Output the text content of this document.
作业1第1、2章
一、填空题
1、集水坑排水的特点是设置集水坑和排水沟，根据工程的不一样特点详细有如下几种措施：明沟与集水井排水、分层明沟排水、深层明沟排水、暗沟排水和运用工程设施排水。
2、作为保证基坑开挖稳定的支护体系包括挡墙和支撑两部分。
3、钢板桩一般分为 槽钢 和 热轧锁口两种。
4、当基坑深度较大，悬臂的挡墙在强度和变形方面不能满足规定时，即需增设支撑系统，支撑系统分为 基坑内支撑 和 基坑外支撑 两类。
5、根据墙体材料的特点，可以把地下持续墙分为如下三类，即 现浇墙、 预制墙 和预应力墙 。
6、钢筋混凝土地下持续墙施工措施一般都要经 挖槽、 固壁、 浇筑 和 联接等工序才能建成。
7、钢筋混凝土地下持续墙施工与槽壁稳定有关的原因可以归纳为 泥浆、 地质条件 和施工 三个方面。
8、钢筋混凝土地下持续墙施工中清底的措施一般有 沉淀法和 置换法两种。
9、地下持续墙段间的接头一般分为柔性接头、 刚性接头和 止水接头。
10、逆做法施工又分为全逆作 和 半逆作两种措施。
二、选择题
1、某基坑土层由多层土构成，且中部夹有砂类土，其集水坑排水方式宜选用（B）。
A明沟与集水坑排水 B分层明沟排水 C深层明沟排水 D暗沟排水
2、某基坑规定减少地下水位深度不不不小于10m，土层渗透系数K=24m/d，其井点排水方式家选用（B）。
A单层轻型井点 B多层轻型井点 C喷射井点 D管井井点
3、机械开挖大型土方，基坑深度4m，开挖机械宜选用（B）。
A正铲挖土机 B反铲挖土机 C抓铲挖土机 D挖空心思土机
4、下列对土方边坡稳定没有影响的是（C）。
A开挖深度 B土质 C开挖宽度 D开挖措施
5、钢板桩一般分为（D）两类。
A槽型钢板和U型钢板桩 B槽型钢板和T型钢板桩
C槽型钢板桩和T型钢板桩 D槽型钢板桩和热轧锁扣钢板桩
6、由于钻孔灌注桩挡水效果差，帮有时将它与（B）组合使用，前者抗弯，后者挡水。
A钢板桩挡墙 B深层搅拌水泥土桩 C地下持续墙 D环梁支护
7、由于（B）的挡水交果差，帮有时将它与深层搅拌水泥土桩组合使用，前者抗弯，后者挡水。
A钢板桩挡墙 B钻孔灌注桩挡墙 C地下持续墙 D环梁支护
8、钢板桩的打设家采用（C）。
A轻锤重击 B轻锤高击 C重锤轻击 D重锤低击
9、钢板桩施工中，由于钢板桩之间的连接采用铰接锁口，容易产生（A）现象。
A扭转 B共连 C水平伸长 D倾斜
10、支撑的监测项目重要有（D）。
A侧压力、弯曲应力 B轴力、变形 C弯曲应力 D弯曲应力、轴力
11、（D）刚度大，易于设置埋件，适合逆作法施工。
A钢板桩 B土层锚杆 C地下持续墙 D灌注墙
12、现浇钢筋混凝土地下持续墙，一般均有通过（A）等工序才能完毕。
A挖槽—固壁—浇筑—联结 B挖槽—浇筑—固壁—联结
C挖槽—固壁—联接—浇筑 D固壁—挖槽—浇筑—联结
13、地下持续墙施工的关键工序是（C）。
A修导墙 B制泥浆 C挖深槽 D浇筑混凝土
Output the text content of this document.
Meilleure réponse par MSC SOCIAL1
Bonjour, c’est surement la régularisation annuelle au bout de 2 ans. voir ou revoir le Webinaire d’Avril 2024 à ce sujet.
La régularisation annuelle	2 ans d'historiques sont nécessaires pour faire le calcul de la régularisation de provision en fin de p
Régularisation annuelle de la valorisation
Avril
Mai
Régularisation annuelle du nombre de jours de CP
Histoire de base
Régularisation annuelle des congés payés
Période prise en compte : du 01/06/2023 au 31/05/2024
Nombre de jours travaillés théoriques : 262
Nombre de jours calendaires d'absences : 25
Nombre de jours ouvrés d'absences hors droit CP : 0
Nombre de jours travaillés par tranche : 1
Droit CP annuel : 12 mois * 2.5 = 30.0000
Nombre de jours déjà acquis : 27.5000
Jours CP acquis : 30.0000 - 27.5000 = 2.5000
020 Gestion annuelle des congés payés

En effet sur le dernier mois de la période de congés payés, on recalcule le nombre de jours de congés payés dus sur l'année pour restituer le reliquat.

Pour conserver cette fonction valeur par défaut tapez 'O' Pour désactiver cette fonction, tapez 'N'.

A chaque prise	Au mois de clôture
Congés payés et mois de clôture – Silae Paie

- _Exercise brief_:
Copy out the full material exactly as it appears.

- _Exercise response_:
Output the text content of this document.
作业1第1、2章
一、填空题
1、集水坑排水的特点是设置集水坑和排水沟，根据工程的不一样特点详细有如下几种措施：明沟与集水井排水、分层明沟排水、深层明沟排水、暗沟排水和运用工程设施排水。
2、作为保证基坑开挖稳定的支护体系包括挡墙和支撑两部分。
3、钢板桩一般分为 槽钢 和 热轧锁口两种。
4、当基坑深度较大，悬臂的挡墙在强度和变形方面不能满足规定时，即需增设支撑系统，支撑系统分为 基坑内支撑 和 基坑外支撑 两类。
5、根据墙体材料的特点，可以把地下持续墙分为如下三类，即 现浇墙、 预制墙 和预应力墙 。
6、钢筋混凝土地下持续墙施工措施一般都要经 挖槽、 固壁、 浇筑 和 联接等工序才能建成。
7、钢筋混凝土地下持续墙施工与槽壁稳定有关的原因可以归纳为 泥浆、 地质条件 和施工 三个方面。
8、钢筋混凝土地下持续墙施工中清底的措施一般有 沉淀法和 置换法两种。
9、地下持续墙段间的接头一般分为柔性接头、 刚性接头和 止水接头。
10、逆做法施工又分为全逆作 和 半逆作两种措施。
二、选择题
1、某基坑土层由多层土构成，且中部夹有砂类土，其集水坑排水方式宜选用（B）。
A明沟与集水坑排水 B分层明沟排水 C深层明沟排水 D暗沟排水
2、某基坑规定减少地下水位深度不不不小于10m，土层渗透系数K=24m/d，其井点排水方式家选用（B）。
A单层轻型井点 B多层轻型井点 C喷射井点 D管井井点
3、机械开挖大型土方，基坑深度4m，开挖机械宜选用（B）。
A正铲挖土机 B反铲挖土机 C抓铲挖土机 D挖空心思土机
4、下列对土方边坡稳定没有影响的是（C）。
A开挖深度 B土质 C开挖宽度 D开挖措施
5、钢板桩一般分为（D）两类。
A槽型钢板和U型钢板桩 B槽型钢板和T型钢板桩
C槽型钢板桩和T型钢板桩 D槽型钢板桩和热轧锁扣钢板桩
6、由于钻孔灌注桩挡水效果差，帮有时将它与（B）组合使用，前者抗弯，后者挡水。
A钢板桩挡墙 B深层搅拌水泥土桩 C地下持续墙 D环梁支护
7、由于（B）的挡水交果差，帮有时将它与深层搅拌水泥土桩组合使用，前者抗弯，后者挡水。
A钢板桩挡墙 B钻孔灌注桩挡墙 C地下持续墙 D环梁支护
8、钢板桩的打设家采用（C）。
A轻锤重击 B轻锤高击 C重锤轻击 D重锤低击
9、钢板桩施工中，由于钢板桩之间的连接采用铰接锁口，容易产生（A）现象。
A扭转 B共连 C水平伸长 D倾斜
10、支撑的监测项目重要有（D）。
A侧压力、弯曲应力 B轴力、变形 C弯曲应力 D弯曲应力、轴力
11、（D）刚度大，易于设置埋件，适合逆作法施工。
A钢板桩 B土层锚杆 C地下持续墙 D灌注墙
12、现浇钢筋混凝土地下持续墙，一般均有通过（A）等工序才能完毕。
A挖槽—固壁—浇筑—联结 B挖槽—浇筑—固壁—联结
C挖槽—固壁—联接—浇筑 D固壁—挖槽—浇筑—联结
13、地下持续墙施工的关键工序是（C）。
A修导墙 B制泥浆 C挖深槽 D浇筑混凝土
Output the text content of this document.
Meilleure réponse par MSC SOCIAL1
Bonjour, c’est surement la régularisation annuelle au bout de 2 ans. voir ou revoir le Webinaire d’Avril 2024 à ce sujet.
La régularisation annuelle	2 ans d'historiques sont nécessaires pour faire le calcul de la régularisation de provision en fin de p
Régularisation annuelle de la valorisation
Avril
Mai
Régularisation annuelle du nombre de jours de CP
Histoire de base
Régularisation annuelle des congés payés
Période prise en compte : du 01/06/2023 au 31/05/2024
Nombre de jours travaillés théoriques : 262
Nombre de jours calendaires d'absences : 25
Nombre de jours ouvrés d'absences hors droit CP : 0
Nombre de jours travaillés par tranche : 1
Droit CP annuel : 12 mois * 2.5 = 30.0000
Nombre de jours déjà acquis : 27.5000
Jours CP acquis : 30.0000 - 27.5000 = 2.5000
020 Gestion annuelle des congés payés

En effet sur le dernier mois de la période de congés payés, on recalcule le nombre de jours de congés payés dus sur l'année pour restituer le reliquat.

Pour conserver cette fonction valeur par défaut tapez 'O' Pour désactiver cette fonction, tapez 'N'.

A chaque prise	Au mois de clôture
Congés payés et mois de clôture – Silae Paie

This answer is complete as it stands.